- WRITTEN TASKS
- 1) In the passage on deploying fine-tuned models, update the portion starting at "You can also deploy a" and ending at "and select Deploy." by replacing "dropdown" with "drop-down menu", then give that portion again.
- 2) According to the passage on deploying fine-tuned models, how many deployments are permitted for a custom model?
- 3) Proceed with the passage on deploying fine-tuned models, picking up after its final sentence.

- SELECTED TEXT
To learn more about planning and managing costs with Azure AI Foundry, refer to the guidance in Plan and manage costs for Azure AI Foundry Service.

Note

Only one deployment is permitted for a custom model. An error message is displayed if you select an already-deployed custom model. To deploy your custom model, select the custom model to deploy, and then select Deploy model.

The Deploy model dialog box opens. In the dialog box, enter your Deployment name and then select Deploy to start the deployment of your custom model.

You can also deploy a fine-tuned model through the Models + endpoints tab by selecting the Deploy model button and then selecting Deploy Fine-tuned model from the dropdown

Screenshot of the fine-tuning manage deployments dashboard.

Next, select the fine-tuned model you wish to deploy and select Deploy.

Cross region deployment

Fine-tuning supports deploying a fine-tuned model to a different region than where the model was originally fine-tuned. You can also deploy to a different subscription or region.

The only limitations are that the new region must also support fine-tuning, and when deploying cross subscription, the account generating the authorization token for the deployment must have access to both the source and destination subscriptions.

- Saved data entries
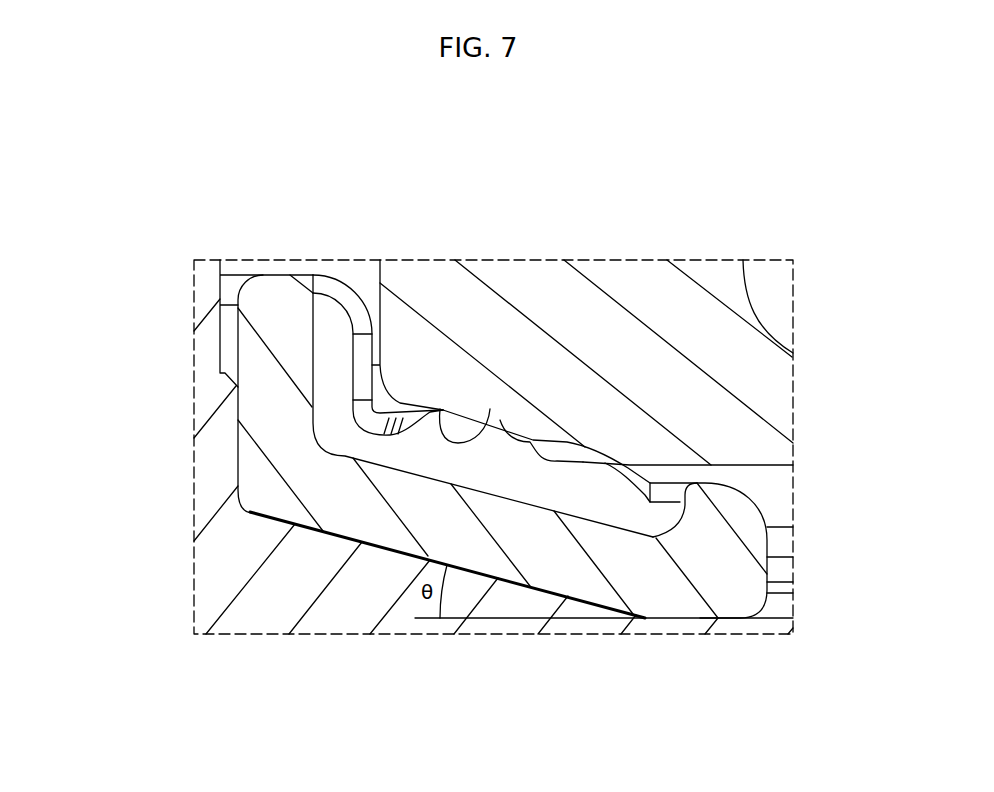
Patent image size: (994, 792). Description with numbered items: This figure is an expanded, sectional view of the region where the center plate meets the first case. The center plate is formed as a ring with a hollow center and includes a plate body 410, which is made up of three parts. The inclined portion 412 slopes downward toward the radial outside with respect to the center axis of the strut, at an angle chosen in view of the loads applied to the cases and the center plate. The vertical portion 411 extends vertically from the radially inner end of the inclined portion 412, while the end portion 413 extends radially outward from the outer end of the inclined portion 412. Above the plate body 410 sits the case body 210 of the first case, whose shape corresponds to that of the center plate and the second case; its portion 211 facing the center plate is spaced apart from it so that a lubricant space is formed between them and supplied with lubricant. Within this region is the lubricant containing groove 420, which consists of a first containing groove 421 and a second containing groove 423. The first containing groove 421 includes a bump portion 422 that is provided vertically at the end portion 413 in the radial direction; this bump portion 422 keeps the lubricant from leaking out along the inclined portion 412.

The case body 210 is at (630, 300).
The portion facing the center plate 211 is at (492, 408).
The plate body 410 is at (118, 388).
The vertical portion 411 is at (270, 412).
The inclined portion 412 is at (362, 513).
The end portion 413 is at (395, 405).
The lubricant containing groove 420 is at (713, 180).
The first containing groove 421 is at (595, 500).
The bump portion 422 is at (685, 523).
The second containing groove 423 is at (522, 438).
---
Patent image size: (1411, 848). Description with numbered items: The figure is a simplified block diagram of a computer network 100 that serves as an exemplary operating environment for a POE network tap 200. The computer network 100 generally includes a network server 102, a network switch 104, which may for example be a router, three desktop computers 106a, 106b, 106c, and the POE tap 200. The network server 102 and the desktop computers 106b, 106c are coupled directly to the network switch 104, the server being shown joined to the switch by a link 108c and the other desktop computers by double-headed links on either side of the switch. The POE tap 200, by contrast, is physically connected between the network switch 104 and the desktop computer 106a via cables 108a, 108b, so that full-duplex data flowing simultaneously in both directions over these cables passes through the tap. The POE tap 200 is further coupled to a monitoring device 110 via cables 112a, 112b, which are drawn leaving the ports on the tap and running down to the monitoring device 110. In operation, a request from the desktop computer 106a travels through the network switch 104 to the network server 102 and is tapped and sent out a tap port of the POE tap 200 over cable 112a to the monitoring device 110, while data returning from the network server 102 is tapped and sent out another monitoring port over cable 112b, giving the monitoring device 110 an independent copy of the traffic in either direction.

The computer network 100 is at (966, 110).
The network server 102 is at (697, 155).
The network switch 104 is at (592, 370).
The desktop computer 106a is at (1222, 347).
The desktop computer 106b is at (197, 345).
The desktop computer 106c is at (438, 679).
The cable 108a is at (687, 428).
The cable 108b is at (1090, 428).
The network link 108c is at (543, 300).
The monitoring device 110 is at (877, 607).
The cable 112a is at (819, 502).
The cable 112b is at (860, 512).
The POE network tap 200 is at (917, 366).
...
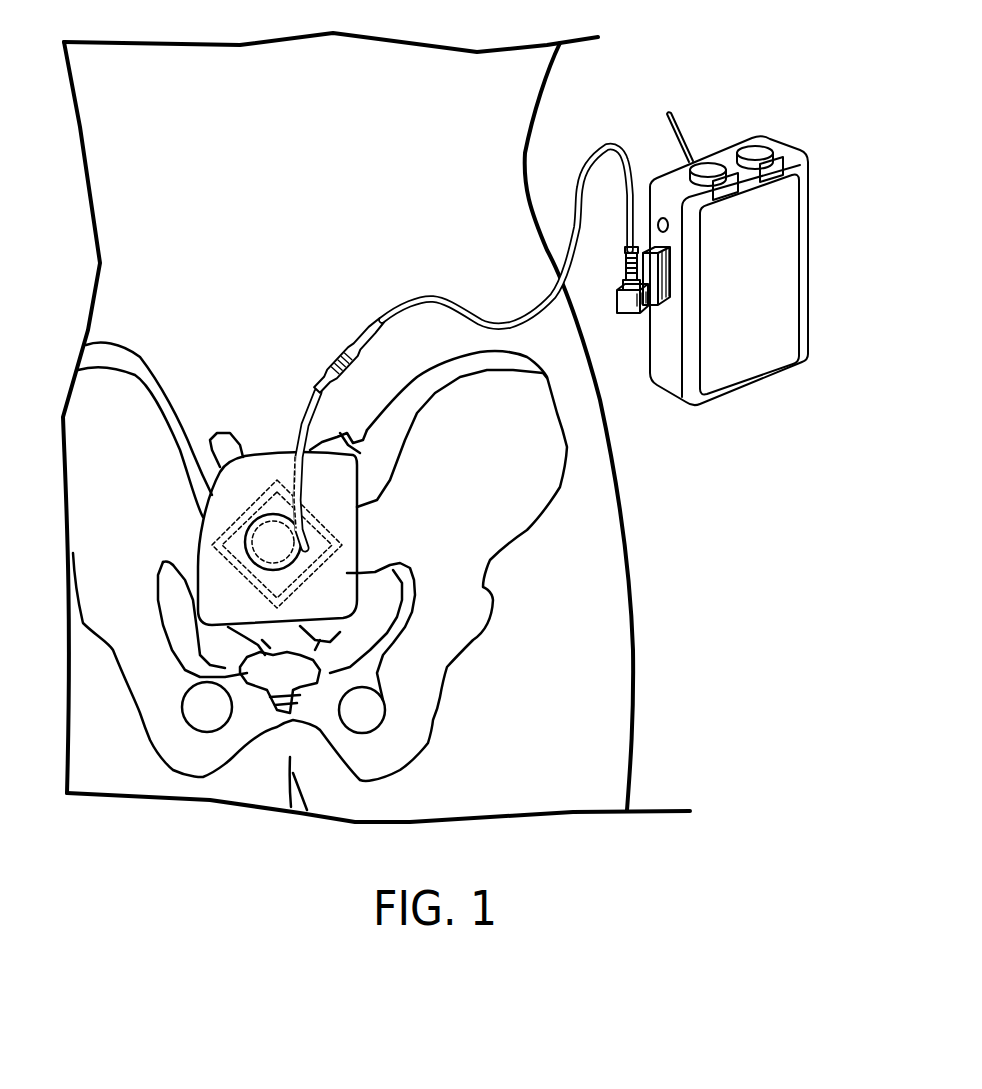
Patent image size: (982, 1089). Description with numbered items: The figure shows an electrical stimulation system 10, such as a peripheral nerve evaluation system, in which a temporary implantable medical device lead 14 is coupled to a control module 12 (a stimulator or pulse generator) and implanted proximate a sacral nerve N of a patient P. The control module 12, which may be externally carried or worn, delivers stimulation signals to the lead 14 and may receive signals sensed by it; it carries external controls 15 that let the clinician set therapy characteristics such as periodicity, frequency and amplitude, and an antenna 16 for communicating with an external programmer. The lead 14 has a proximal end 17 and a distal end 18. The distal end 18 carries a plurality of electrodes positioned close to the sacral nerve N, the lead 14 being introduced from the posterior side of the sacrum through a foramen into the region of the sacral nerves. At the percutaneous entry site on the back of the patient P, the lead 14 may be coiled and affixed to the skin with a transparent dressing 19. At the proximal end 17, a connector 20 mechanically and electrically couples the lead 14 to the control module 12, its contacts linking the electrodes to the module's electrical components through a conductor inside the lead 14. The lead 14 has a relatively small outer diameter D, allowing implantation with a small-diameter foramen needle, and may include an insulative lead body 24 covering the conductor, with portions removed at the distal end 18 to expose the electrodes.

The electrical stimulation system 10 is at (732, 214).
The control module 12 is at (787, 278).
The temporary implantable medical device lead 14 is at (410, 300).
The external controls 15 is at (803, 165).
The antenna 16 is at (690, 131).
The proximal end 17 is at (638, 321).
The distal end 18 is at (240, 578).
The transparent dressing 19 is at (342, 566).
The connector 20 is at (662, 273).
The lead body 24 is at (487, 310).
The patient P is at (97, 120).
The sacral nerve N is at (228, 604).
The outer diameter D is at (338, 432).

- PER-TASK ANSWERS
- 1)
You can also deploy a fine-tuned model through the Models + endpoints tab by selecting the Deploy model button and then selecting Deploy Fine-tuned model from the drop-down menu

Screenshot of the fine-tuning manage deployments dashboard.

Next, select the fine-tuned model you wish to deploy and select Deploy.

- 2) Only one deployment is permitted for a custom model.

- 3)
Cross subscription or region deployment can be accomplished via Python.

Use a deployed custom model

After your custom model deploys, you can use it like any other deployed model. You can use the Playgrounds in Azure AI Foundry portal to experiment with your new deployment. You can continue to use the same parameters with your custom model, such as temperature and max_tokens, as you can with other deployed models.

Clean up your fine-tuned models

You can delete a fine-tuned model from the fine-tuning model list in Azure AI Foundry or from the model details page. To delete the fine-tuned model from the Fine-tuning page,

  1. Select Fine-tuning from the sidebar menu in your Azure AI Foundry project.
  2. Select the Delete button to delete the fine-tuned model.

Note

You can't delete a custom model if it has an existing deployment. You must first delete your model deployment before you delete your custom model.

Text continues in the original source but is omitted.